**What the task asks**
Copy out everything in the material from the line that contains "Bar — [147, 432, 162, 578]" down to the line that contains "Bar — [439, 209, 453, 245]", with both of those lines included.

Layout element annotations:
- - -
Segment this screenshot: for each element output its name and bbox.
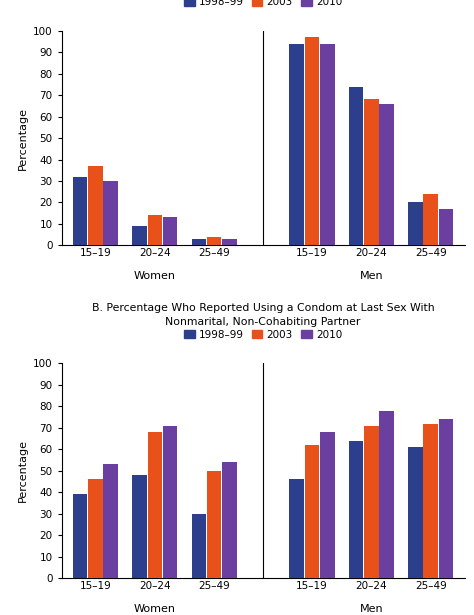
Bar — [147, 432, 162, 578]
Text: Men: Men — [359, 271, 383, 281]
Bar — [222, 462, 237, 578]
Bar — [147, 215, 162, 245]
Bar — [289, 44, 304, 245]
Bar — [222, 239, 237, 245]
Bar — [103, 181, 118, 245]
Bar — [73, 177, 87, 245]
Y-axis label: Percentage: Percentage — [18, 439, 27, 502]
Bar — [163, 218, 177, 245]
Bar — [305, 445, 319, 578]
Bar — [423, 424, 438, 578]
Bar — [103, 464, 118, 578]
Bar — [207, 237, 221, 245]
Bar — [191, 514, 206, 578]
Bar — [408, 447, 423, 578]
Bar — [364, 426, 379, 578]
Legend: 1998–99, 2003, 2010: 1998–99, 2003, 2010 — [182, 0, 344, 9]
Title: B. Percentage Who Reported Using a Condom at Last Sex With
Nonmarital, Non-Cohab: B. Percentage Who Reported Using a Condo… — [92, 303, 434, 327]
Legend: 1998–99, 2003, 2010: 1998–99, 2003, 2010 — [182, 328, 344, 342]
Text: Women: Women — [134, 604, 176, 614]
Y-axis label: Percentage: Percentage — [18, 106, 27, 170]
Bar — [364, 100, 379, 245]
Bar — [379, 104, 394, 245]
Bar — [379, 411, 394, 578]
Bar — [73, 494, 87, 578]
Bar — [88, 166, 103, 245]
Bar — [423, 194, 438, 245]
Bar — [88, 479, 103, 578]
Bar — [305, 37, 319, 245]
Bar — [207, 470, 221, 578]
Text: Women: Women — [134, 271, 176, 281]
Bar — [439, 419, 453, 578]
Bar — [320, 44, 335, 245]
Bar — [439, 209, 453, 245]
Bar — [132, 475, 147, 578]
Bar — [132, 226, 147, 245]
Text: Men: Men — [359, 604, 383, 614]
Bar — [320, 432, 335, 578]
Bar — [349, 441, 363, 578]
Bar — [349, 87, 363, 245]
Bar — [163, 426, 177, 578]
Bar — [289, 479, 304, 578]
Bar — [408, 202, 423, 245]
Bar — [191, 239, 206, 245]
- - -
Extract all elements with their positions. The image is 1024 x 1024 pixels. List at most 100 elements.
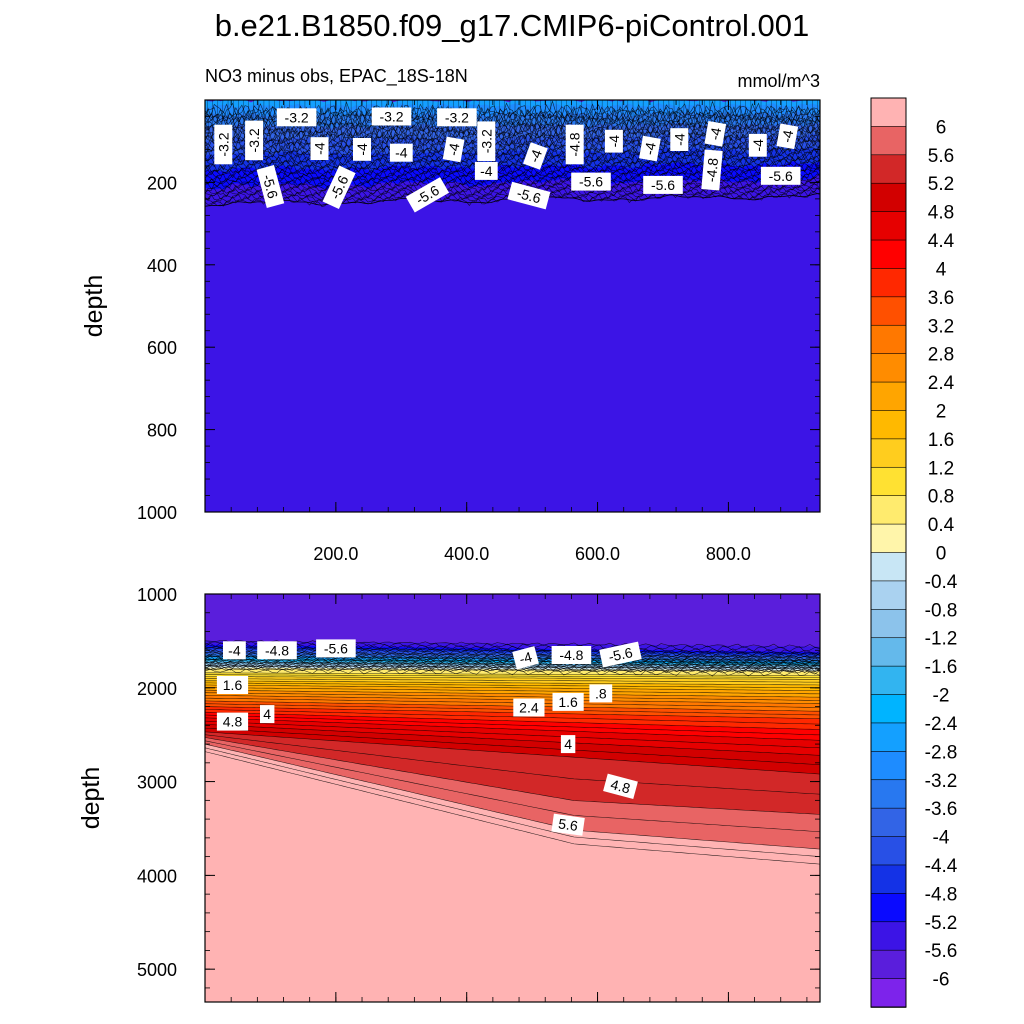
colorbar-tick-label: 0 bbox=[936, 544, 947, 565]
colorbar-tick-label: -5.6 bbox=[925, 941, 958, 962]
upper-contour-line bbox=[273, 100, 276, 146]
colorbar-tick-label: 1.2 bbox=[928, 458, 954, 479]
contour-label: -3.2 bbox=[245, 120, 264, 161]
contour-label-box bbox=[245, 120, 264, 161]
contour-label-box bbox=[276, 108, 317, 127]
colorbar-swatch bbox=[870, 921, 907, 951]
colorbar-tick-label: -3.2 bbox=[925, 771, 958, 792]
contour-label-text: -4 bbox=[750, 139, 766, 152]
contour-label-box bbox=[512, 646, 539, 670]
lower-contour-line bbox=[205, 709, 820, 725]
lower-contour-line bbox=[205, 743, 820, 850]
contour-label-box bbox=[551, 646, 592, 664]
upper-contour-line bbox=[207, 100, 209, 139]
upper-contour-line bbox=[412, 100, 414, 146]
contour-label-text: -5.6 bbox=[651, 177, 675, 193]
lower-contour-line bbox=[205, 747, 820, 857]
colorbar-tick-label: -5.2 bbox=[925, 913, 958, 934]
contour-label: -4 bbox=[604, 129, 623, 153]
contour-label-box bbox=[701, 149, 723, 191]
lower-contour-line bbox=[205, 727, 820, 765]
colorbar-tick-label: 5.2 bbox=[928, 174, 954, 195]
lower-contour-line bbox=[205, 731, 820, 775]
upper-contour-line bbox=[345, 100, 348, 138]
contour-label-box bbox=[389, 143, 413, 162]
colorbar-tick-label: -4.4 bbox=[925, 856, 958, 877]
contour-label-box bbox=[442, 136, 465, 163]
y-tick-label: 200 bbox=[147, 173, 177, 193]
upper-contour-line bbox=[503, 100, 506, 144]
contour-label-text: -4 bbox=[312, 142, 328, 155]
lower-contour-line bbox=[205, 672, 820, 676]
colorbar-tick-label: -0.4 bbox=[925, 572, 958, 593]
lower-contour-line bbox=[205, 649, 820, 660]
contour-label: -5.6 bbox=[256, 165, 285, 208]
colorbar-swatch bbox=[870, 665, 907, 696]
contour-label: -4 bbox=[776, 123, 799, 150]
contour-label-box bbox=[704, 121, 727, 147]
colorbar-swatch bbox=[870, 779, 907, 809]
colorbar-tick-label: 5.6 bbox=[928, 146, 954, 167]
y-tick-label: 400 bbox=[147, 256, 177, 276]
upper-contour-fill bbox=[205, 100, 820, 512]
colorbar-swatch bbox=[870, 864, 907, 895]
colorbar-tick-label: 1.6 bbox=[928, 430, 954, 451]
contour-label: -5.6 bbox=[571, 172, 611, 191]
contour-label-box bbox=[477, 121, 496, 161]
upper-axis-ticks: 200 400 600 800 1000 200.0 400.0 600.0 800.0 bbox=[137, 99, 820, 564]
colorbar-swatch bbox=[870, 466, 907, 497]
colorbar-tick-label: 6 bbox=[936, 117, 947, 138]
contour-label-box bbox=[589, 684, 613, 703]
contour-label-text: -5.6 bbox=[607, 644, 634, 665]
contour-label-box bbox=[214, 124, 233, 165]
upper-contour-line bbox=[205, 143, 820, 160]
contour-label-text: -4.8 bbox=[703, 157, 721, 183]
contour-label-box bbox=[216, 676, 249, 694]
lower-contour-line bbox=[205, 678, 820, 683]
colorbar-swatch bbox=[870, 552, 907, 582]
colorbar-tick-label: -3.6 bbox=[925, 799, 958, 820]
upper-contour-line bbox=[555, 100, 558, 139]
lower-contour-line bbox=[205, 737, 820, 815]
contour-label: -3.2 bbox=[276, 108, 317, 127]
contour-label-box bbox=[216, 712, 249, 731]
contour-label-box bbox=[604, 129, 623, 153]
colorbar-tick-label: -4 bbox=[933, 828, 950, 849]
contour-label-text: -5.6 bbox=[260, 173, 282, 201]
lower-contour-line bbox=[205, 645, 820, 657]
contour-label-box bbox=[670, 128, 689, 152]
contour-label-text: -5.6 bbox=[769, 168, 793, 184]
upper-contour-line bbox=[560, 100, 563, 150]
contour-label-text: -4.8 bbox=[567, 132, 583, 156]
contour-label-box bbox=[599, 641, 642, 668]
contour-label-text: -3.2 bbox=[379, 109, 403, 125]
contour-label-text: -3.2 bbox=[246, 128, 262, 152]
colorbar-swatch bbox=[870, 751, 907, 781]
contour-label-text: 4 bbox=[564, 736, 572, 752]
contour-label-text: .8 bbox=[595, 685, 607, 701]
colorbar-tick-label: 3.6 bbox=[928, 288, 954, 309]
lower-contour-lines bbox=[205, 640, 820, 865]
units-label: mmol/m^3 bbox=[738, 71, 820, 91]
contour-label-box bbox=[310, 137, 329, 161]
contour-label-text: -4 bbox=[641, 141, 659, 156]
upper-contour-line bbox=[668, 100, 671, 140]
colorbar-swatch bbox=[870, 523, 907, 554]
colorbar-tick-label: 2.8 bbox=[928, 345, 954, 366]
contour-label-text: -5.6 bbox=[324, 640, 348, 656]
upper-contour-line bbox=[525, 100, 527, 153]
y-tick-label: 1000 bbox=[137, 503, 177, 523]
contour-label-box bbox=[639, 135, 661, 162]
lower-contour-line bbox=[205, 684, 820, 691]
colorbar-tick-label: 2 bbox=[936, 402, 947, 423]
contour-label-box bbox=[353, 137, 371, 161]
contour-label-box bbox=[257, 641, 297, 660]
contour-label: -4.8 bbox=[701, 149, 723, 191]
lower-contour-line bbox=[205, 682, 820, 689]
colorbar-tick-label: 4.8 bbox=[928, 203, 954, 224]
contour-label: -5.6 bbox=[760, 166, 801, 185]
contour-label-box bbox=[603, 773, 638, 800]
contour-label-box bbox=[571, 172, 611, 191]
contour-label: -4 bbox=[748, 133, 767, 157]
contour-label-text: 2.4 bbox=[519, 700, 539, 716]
- - -
**Solution to this exercise**
Bar — [147, 432, 162, 578]
Text: Men: Men — [359, 271, 383, 281]
Bar — [222, 462, 237, 578]
Bar — [147, 215, 162, 245]
Bar — [289, 44, 304, 245]
Bar — [222, 239, 237, 245]
Bar — [103, 181, 118, 245]
Bar — [73, 177, 87, 245]
Y-axis label: Percentage: Percentage — [18, 439, 27, 502]
Bar — [163, 218, 177, 245]
Bar — [305, 445, 319, 578]
Bar — [423, 424, 438, 578]
Bar — [103, 464, 118, 578]
Bar — [207, 237, 221, 245]
Bar — [191, 514, 206, 578]
Bar — [408, 447, 423, 578]
Bar — [364, 426, 379, 578]
Legend: 1998–99, 2003, 2010: 1998–99, 2003, 2010 — [182, 0, 344, 9]
Title: B. Percentage Who Reported Using a Condom at Last Sex With
Nonmarital, Non-Cohab: B. Percentage Who Reported Using a Condo… — [92, 303, 434, 327]
Legend: 1998–99, 2003, 2010: 1998–99, 2003, 2010 — [182, 328, 344, 342]
Text: Women: Women — [134, 604, 176, 614]
Y-axis label: Percentage: Percentage — [18, 106, 27, 170]
Bar — [364, 100, 379, 245]
Bar — [379, 104, 394, 245]
Bar — [379, 411, 394, 578]
Bar — [73, 494, 87, 578]
Bar — [88, 166, 103, 245]
Bar — [423, 194, 438, 245]
Bar — [88, 479, 103, 578]
Bar — [305, 37, 319, 245]
Bar — [207, 470, 221, 578]
Text: Women: Women — [134, 271, 176, 281]
Bar — [439, 419, 453, 578]
Bar — [320, 44, 335, 245]
Bar — [439, 209, 453, 245]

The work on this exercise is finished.